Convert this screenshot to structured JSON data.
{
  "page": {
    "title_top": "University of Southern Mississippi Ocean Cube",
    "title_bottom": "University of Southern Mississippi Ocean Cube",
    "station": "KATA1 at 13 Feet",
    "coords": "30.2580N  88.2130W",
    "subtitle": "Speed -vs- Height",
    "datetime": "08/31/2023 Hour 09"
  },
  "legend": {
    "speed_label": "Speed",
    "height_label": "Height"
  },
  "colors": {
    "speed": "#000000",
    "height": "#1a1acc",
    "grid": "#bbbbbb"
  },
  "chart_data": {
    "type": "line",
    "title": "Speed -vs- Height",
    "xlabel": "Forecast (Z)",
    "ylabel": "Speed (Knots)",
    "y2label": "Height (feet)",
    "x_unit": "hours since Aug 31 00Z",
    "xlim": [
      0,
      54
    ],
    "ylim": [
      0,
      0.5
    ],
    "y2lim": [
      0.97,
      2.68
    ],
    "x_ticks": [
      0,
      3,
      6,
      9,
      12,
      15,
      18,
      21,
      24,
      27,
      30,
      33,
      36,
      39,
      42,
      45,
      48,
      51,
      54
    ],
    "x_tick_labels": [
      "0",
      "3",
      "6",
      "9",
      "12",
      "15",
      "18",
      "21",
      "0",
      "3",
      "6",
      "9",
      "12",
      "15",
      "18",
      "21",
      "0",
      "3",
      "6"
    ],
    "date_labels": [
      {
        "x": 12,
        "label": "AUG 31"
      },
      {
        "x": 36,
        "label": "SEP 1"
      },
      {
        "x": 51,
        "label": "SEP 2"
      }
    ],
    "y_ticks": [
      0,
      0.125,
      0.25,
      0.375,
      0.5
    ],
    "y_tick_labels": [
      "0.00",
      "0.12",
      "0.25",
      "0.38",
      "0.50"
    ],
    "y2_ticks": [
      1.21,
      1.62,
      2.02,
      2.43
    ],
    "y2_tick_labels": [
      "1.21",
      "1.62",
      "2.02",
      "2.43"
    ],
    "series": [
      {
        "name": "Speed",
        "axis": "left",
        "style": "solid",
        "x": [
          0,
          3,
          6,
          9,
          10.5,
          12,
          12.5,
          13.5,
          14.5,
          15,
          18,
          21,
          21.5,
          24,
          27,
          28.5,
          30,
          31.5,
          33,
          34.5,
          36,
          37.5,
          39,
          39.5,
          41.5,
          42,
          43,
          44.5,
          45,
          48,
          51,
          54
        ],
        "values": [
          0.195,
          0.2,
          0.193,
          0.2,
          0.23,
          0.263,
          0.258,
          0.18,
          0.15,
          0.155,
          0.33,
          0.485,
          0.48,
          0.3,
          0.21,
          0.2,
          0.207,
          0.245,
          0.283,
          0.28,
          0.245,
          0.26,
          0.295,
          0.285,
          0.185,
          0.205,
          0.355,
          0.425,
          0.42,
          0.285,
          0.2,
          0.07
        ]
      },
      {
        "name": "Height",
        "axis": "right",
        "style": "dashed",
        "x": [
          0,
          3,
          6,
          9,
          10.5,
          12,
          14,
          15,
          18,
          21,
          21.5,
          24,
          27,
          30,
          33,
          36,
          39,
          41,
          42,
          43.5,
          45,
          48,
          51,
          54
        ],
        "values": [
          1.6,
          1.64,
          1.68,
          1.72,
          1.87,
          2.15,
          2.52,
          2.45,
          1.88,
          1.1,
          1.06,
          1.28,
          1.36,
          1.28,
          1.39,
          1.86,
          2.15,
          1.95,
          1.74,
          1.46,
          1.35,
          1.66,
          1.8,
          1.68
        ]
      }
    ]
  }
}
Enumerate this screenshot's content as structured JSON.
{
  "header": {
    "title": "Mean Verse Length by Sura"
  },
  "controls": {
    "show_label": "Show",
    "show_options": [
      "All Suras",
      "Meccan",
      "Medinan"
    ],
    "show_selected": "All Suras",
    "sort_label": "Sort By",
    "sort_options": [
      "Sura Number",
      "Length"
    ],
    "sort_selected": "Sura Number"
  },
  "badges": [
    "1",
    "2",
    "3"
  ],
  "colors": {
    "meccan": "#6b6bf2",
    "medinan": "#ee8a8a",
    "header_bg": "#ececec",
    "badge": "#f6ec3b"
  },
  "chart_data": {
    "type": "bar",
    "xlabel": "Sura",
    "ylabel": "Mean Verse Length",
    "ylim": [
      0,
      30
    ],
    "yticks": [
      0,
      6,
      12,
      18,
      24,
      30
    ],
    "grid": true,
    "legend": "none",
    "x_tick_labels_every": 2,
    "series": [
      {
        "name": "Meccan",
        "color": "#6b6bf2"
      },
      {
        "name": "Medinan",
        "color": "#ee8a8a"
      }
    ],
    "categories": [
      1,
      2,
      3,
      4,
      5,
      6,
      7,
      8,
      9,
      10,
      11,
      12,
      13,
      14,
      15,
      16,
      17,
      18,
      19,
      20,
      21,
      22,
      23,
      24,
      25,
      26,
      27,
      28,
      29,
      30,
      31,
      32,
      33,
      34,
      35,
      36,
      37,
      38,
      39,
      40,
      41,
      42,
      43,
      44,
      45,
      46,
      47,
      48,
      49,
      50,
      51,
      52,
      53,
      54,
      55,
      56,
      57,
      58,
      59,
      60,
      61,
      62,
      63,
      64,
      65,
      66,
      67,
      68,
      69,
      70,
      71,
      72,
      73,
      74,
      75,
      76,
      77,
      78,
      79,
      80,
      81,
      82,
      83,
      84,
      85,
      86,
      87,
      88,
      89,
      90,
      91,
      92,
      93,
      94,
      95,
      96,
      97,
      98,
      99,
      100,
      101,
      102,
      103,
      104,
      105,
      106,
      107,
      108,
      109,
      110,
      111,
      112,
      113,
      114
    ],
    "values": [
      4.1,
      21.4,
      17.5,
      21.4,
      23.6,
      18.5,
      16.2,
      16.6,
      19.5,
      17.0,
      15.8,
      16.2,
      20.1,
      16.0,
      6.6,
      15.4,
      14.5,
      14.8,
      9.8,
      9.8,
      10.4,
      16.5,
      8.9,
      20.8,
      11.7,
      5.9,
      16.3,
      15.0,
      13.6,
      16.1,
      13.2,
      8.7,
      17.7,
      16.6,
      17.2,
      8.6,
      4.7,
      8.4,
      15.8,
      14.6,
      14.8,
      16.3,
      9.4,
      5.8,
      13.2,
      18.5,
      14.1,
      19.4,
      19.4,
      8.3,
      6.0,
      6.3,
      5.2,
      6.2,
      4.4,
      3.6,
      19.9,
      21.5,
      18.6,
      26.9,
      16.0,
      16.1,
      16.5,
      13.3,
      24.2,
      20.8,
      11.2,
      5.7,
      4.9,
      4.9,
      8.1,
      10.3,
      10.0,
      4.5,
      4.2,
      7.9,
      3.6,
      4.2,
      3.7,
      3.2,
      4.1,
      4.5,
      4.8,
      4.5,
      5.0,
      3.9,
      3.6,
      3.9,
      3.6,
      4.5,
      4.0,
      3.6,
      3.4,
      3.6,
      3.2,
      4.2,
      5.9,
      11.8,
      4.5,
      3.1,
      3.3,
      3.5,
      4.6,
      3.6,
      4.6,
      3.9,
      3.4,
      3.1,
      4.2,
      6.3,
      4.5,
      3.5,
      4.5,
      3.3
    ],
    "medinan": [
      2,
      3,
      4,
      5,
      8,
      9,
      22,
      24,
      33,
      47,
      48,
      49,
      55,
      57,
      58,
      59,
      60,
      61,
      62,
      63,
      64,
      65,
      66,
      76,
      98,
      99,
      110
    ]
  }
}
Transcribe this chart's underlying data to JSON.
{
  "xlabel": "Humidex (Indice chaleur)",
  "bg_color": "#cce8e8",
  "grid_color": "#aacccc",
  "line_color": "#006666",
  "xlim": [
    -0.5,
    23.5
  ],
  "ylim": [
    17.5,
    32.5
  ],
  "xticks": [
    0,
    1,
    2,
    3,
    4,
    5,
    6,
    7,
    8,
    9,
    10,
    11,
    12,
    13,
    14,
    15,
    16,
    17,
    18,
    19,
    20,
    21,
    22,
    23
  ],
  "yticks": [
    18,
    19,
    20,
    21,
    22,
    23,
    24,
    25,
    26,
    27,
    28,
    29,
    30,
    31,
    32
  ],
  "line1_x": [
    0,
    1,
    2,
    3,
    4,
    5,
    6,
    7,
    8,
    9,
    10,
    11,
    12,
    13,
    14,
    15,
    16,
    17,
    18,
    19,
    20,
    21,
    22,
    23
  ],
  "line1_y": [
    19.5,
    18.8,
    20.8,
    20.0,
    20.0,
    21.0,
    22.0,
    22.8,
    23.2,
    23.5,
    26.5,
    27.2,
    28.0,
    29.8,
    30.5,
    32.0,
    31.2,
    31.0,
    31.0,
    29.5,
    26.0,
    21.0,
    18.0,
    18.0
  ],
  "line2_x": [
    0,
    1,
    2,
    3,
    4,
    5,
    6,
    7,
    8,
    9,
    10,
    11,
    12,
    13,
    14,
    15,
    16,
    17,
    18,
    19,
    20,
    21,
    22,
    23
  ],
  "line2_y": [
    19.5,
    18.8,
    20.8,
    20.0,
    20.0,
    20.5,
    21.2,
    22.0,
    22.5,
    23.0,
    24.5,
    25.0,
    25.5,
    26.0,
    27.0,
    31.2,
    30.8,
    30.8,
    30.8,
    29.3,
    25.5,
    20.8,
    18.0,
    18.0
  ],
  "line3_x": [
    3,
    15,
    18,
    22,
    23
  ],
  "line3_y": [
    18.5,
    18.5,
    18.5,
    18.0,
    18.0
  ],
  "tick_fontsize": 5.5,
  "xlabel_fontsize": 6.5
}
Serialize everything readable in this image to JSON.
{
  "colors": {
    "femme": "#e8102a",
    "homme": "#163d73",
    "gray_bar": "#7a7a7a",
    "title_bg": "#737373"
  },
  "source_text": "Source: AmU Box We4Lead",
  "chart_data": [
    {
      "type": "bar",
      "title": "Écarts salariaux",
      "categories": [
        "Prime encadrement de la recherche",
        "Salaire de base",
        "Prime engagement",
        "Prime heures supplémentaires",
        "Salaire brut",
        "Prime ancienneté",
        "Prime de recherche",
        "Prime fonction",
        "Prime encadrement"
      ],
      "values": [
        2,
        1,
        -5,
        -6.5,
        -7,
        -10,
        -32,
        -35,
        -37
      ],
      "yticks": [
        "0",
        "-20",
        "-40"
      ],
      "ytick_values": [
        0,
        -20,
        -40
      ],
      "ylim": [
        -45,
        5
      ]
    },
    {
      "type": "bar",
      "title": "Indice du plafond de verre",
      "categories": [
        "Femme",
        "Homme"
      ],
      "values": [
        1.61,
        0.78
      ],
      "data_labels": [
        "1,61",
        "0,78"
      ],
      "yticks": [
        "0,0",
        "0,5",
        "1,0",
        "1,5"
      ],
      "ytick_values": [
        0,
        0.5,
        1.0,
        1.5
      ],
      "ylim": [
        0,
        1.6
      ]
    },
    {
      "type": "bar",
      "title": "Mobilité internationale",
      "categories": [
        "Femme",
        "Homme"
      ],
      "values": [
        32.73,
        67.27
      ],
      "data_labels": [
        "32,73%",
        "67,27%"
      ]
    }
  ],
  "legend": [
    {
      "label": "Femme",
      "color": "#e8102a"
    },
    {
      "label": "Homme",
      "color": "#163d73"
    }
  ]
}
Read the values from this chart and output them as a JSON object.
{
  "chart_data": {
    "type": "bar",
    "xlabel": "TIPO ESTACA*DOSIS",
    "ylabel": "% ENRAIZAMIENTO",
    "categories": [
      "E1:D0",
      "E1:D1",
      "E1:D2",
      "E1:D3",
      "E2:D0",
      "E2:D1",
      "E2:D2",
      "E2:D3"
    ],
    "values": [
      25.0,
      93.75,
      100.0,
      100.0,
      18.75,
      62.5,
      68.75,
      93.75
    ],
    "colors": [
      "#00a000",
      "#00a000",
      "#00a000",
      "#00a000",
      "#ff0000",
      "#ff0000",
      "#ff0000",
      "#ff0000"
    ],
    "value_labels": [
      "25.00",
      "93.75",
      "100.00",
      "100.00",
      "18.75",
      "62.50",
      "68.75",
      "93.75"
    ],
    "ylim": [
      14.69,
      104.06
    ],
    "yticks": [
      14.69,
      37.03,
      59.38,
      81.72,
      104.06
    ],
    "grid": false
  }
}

━━━━

Work required ▸ Say how many lines above hold the word "encadrement", giving only the count.

Result of the task ▸ 2